> [WRITTEN EXERCISE]: Which lines below hold the word "this"? Report each one.

[Stored records]
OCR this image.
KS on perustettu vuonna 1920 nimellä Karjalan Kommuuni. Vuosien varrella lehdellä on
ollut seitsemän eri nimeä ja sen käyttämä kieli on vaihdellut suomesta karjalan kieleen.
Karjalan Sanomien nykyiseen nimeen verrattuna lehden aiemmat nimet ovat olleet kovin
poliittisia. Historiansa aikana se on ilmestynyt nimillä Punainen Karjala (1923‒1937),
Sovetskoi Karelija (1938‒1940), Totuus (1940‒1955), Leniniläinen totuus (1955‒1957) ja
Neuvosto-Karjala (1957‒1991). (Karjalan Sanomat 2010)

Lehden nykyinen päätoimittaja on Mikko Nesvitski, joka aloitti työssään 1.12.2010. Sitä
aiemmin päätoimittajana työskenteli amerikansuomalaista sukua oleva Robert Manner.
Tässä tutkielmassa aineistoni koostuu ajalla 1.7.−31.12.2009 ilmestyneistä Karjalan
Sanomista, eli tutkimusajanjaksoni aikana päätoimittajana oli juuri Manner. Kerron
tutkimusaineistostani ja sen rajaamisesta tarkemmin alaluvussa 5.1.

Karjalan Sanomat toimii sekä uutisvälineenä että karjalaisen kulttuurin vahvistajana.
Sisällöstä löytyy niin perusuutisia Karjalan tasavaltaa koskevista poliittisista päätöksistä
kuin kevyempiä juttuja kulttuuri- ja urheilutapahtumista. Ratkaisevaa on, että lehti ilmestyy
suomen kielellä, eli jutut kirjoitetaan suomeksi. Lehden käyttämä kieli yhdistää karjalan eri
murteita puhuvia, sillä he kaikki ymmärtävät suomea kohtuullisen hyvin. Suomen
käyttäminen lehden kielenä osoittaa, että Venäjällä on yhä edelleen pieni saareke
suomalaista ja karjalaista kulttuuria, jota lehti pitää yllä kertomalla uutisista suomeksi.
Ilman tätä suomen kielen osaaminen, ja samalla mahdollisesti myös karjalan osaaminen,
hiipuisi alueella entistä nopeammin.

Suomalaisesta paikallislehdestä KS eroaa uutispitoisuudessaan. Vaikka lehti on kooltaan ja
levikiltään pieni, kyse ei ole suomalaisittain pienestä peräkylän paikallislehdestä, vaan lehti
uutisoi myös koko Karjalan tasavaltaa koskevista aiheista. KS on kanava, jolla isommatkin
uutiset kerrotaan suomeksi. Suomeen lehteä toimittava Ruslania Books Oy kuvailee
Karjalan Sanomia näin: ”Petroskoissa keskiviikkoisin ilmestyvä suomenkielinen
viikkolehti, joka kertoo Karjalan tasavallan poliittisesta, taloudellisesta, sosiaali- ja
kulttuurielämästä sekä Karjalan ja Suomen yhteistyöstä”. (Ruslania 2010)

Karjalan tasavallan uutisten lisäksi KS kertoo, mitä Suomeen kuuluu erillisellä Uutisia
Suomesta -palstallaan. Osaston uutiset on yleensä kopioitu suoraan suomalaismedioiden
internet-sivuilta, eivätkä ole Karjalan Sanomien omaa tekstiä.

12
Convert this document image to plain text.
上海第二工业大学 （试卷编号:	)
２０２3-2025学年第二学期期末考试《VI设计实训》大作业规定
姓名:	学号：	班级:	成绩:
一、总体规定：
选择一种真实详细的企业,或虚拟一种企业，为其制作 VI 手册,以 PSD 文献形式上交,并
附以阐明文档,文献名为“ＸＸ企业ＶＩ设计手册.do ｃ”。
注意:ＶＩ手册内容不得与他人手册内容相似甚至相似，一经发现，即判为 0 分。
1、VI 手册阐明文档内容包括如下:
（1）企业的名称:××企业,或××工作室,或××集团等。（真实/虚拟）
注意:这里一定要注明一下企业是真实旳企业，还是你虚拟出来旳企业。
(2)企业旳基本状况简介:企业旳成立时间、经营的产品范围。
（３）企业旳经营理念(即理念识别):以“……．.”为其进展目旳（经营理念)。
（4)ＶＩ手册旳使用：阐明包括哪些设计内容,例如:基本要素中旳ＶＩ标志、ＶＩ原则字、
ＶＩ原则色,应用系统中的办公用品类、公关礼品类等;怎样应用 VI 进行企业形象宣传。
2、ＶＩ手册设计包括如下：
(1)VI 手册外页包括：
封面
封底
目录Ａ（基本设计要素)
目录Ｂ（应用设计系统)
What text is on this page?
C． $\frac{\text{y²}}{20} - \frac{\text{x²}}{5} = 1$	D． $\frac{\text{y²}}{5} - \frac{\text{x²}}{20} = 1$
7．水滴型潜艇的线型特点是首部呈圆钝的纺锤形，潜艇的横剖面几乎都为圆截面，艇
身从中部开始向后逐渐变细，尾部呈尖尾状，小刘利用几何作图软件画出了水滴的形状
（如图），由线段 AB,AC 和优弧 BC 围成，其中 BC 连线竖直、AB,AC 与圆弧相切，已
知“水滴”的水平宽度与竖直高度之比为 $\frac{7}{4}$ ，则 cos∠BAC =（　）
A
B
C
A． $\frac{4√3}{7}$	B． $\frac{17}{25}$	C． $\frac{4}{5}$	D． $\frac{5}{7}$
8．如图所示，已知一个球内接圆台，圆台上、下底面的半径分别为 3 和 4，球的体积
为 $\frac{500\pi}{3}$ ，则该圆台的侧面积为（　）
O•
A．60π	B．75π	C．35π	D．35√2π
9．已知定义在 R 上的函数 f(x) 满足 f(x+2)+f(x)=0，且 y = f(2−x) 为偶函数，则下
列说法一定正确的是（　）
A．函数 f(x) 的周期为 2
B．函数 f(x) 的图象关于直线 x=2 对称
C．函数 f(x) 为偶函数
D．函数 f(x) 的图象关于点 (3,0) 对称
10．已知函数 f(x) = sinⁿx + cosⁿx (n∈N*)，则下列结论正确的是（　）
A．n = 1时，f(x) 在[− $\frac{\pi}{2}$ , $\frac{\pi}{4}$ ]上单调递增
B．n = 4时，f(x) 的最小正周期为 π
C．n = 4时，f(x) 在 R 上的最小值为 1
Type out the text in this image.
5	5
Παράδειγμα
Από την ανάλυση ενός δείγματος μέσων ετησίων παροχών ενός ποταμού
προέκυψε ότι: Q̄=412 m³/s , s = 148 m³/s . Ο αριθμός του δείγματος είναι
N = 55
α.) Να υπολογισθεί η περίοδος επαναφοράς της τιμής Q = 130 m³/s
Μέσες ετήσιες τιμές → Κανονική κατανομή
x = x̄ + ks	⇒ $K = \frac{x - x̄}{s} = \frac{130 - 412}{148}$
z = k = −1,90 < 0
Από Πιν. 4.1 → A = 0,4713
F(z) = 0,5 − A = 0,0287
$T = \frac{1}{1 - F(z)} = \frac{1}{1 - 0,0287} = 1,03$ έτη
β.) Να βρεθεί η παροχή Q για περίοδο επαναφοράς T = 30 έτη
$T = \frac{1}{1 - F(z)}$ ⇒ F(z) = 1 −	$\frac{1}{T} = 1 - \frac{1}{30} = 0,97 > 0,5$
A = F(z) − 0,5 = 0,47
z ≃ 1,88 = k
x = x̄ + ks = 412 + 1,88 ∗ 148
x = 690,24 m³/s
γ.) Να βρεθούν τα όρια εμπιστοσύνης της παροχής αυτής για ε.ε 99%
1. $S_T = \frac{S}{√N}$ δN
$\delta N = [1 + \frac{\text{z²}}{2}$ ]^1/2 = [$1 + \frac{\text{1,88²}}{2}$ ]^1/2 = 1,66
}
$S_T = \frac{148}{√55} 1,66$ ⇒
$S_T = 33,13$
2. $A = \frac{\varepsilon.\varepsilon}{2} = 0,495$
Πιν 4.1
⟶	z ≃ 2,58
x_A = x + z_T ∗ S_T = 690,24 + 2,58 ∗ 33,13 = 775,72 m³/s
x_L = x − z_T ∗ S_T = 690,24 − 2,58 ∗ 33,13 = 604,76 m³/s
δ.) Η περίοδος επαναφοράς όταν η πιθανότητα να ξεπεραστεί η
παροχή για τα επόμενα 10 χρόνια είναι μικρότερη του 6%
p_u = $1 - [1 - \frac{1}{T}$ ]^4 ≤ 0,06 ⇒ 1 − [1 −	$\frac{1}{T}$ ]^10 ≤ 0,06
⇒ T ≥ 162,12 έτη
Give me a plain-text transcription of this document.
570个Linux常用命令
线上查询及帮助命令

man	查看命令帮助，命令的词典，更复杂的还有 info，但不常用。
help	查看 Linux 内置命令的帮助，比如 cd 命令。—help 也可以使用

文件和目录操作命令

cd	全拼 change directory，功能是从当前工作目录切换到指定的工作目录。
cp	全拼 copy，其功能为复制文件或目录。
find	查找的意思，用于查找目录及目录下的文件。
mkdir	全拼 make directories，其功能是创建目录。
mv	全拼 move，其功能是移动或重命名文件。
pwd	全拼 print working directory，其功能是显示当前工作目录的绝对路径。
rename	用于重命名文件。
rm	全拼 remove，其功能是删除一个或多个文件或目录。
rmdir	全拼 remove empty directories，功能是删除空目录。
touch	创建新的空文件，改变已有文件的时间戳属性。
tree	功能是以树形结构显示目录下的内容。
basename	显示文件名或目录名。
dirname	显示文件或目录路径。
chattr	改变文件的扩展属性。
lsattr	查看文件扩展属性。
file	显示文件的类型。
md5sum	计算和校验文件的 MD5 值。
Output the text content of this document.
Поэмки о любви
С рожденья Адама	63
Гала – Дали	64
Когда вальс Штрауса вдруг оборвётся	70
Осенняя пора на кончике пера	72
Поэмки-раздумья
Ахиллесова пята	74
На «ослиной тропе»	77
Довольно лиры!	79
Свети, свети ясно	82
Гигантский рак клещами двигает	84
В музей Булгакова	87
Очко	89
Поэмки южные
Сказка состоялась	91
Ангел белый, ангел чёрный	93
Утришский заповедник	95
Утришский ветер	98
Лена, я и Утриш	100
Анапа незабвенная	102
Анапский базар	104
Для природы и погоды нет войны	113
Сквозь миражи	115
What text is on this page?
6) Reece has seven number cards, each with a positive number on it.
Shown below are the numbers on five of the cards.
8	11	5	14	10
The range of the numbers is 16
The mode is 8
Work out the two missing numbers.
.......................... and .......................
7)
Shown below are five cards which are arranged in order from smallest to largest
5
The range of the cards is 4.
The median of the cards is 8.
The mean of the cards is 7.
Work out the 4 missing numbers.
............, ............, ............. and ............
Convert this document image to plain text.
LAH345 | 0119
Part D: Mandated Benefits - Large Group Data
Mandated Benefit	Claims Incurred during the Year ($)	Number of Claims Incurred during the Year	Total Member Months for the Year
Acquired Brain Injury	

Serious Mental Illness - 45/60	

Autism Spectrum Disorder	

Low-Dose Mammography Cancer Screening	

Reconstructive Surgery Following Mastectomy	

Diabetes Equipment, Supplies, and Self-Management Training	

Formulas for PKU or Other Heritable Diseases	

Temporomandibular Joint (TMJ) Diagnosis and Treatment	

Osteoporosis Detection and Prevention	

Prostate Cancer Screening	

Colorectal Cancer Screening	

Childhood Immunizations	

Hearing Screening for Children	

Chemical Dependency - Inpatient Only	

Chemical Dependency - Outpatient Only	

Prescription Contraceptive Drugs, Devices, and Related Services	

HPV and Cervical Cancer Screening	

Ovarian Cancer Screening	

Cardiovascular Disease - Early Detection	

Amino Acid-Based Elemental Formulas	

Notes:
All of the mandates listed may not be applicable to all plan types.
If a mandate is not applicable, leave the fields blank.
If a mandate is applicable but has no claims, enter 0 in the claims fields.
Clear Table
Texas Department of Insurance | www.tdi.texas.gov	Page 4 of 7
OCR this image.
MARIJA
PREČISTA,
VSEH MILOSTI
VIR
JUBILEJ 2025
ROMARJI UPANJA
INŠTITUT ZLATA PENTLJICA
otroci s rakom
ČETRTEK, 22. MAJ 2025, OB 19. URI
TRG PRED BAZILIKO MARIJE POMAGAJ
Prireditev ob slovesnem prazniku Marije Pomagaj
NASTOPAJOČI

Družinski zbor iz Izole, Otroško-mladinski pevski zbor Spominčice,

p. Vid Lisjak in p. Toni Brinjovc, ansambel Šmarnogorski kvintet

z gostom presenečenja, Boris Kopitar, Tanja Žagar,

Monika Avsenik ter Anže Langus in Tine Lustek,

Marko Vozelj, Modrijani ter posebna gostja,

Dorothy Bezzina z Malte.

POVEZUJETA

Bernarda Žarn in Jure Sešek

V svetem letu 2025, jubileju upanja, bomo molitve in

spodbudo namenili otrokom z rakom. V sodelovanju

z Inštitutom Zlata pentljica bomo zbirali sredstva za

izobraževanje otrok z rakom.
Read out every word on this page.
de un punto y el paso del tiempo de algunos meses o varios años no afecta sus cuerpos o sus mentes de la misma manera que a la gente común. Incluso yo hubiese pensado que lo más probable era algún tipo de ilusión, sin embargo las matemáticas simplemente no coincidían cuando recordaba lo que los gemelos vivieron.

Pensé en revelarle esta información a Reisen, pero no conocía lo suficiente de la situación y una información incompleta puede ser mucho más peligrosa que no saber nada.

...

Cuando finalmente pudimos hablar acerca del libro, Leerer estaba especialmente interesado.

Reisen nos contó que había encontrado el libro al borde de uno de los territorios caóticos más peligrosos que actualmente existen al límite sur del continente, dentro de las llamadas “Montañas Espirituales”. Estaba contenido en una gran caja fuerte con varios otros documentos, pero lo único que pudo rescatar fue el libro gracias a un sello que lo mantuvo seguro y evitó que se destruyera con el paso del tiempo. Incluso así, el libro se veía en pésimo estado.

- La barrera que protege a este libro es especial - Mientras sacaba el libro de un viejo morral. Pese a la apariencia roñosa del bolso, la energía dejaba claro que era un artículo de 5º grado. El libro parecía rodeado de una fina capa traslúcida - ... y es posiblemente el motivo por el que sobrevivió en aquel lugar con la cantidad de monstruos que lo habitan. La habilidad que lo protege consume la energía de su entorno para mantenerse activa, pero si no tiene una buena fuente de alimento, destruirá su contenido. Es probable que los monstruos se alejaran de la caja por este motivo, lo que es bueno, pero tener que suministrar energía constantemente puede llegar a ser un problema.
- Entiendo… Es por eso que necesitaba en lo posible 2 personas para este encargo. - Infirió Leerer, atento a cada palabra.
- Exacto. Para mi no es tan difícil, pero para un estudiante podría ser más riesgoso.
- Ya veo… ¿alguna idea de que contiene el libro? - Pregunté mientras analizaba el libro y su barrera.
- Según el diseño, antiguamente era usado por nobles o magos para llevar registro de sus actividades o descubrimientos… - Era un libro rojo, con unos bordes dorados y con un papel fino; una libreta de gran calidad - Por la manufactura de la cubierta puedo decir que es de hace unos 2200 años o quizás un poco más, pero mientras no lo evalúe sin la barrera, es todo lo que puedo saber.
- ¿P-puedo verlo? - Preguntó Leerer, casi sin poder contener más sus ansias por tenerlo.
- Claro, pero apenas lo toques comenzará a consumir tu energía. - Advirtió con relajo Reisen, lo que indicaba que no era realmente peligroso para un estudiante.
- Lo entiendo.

> [TASK SOLUTION]:
OCR this image.
Convert this document image to plain text.
What text is on this page?
Type out the text in this image.
Give me a plain-text transcription of this document.
Output the text content of this document.
What text is on this page?
Convert this document image to plain text.
OCR this image.
Read out every word on this page.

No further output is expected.